> Exercise
Reproduce the material beginning at the line containing "Enumerate the UI" and ending after the line containing "Text: GSM149877: GSM149877", switching every occurrence of "Point" to "Marker" and leaving all else unchanged.

> Source data
....
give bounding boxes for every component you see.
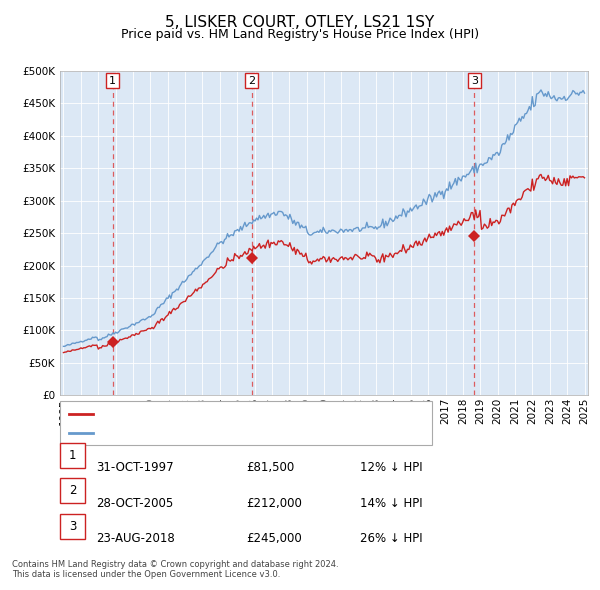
....
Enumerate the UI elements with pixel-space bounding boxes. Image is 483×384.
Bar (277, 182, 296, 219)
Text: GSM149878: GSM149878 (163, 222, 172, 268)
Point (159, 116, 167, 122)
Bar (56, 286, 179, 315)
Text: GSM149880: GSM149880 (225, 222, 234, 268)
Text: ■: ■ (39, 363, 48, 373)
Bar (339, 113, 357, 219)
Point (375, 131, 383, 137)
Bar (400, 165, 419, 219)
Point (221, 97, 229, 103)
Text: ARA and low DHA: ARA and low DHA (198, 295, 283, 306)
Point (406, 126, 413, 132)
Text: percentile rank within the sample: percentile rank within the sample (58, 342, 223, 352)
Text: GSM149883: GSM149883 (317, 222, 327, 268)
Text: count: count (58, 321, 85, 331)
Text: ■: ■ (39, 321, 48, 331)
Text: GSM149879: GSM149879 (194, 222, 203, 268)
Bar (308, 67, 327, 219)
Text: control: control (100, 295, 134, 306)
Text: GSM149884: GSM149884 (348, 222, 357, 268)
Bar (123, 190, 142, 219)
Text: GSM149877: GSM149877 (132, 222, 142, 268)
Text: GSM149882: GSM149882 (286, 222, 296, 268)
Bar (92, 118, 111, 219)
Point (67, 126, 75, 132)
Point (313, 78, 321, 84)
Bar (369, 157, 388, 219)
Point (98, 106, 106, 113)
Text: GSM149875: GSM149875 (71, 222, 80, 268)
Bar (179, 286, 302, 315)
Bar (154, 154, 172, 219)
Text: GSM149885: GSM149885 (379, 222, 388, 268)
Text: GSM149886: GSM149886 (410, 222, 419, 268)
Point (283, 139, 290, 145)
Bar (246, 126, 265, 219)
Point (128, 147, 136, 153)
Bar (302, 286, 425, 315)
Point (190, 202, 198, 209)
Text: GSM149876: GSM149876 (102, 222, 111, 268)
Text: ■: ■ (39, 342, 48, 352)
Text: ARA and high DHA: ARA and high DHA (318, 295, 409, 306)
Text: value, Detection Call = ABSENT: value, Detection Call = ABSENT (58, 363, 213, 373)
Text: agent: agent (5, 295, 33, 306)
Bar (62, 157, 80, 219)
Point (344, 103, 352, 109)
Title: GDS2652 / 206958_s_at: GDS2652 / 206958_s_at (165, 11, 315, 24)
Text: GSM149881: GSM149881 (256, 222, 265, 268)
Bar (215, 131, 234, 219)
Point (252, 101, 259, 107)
....
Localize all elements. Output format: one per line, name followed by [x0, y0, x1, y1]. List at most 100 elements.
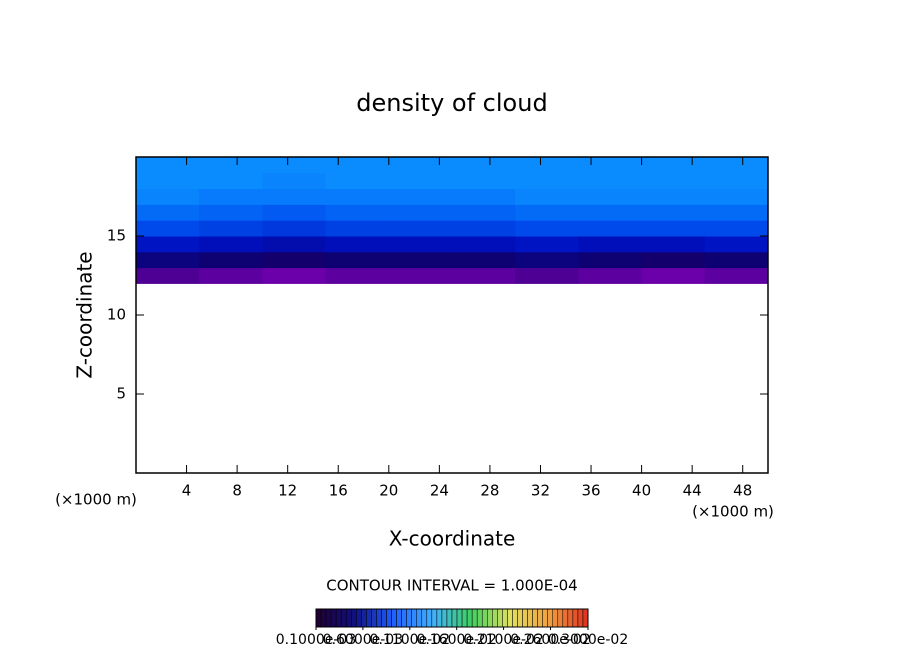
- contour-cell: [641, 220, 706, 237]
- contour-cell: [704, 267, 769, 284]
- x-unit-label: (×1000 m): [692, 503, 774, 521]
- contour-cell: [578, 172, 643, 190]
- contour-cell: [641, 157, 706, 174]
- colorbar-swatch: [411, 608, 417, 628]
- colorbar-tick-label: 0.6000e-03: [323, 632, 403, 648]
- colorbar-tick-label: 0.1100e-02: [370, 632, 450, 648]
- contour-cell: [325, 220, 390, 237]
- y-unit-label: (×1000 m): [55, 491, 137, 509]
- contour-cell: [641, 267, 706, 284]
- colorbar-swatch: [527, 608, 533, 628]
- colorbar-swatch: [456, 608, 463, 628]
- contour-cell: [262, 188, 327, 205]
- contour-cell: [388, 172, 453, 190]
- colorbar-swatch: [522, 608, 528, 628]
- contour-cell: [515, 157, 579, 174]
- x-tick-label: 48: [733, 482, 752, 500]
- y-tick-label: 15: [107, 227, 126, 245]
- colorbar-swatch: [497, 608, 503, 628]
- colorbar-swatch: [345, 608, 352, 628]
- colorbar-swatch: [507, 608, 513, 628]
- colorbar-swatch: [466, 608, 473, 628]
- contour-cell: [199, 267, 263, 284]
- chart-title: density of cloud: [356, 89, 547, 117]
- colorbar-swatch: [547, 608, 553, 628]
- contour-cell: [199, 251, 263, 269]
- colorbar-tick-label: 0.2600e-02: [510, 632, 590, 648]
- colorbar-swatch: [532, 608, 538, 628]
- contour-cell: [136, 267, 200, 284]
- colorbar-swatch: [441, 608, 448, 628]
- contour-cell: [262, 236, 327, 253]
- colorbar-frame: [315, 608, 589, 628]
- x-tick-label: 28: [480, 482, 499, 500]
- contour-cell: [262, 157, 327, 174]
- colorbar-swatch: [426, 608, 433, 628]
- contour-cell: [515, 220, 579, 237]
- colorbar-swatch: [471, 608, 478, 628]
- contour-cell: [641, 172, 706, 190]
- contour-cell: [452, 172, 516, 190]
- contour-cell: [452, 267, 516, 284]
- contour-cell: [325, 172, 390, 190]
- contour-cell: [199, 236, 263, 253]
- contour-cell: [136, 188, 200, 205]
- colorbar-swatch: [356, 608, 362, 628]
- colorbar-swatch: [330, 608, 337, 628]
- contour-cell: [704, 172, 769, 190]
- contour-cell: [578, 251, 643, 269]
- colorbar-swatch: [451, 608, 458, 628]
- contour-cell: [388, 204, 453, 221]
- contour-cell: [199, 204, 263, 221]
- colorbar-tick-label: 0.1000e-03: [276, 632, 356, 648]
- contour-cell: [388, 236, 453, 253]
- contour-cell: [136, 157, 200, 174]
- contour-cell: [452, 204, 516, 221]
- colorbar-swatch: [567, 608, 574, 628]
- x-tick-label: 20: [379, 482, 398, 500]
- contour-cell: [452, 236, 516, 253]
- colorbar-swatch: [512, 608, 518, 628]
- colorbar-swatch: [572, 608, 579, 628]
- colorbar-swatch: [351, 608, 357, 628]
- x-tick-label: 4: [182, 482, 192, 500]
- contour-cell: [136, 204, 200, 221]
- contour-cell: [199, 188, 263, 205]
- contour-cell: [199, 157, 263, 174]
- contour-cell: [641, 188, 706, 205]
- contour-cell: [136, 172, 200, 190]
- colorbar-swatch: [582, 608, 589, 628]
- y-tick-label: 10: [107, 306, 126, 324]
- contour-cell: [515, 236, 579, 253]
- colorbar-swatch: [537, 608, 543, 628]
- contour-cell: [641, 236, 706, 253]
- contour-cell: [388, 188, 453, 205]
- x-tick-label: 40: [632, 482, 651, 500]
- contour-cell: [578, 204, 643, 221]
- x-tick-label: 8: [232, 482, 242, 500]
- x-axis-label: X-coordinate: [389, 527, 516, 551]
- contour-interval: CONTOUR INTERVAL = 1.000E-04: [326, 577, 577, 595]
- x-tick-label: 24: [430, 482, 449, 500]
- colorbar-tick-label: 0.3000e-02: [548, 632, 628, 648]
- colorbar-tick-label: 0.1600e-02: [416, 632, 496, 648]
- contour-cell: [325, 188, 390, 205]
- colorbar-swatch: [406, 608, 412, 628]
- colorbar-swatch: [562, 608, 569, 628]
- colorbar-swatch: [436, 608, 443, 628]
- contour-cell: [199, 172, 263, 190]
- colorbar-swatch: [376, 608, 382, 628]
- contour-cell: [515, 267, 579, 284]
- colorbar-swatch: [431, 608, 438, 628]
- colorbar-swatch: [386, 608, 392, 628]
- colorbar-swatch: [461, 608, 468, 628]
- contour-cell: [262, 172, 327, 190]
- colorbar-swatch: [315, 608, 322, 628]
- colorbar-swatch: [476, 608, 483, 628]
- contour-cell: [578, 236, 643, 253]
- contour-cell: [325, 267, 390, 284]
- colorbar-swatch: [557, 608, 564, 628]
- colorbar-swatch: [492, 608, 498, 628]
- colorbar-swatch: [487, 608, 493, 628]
....
> Expected answer
Enumerate the UI elements with pixel-space bounding boxes. Image is 483×384.
Bar (277, 182, 296, 219)
Text: GSM149878: GSM149878 (163, 222, 172, 268)
Marker (159, 116, 167, 122)
Bar (56, 286, 179, 315)
Text: GSM149880: GSM149880 (225, 222, 234, 268)
Text: ■: ■ (39, 363, 48, 373)
Bar (339, 113, 357, 219)
Marker (375, 131, 383, 137)
Bar (400, 165, 419, 219)
Marker (221, 97, 229, 103)
Text: ARA and low DHA: ARA and low DHA (198, 295, 283, 306)
Marker (406, 126, 413, 132)
Text: percentile rank within the sample: percentile rank within the sample (58, 342, 223, 352)
Text: GSM149883: GSM149883 (317, 222, 327, 268)
Text: count: count (58, 321, 85, 331)
Text: ■: ■ (39, 321, 48, 331)
Text: GSM149879: GSM149879 (194, 222, 203, 268)
Bar (308, 67, 327, 219)
Text: control: control (100, 295, 134, 306)
Text: GSM149884: GSM149884 (348, 222, 357, 268)
Bar (123, 190, 142, 219)
Text: GSM149877: GSM149877 (132, 222, 142, 268)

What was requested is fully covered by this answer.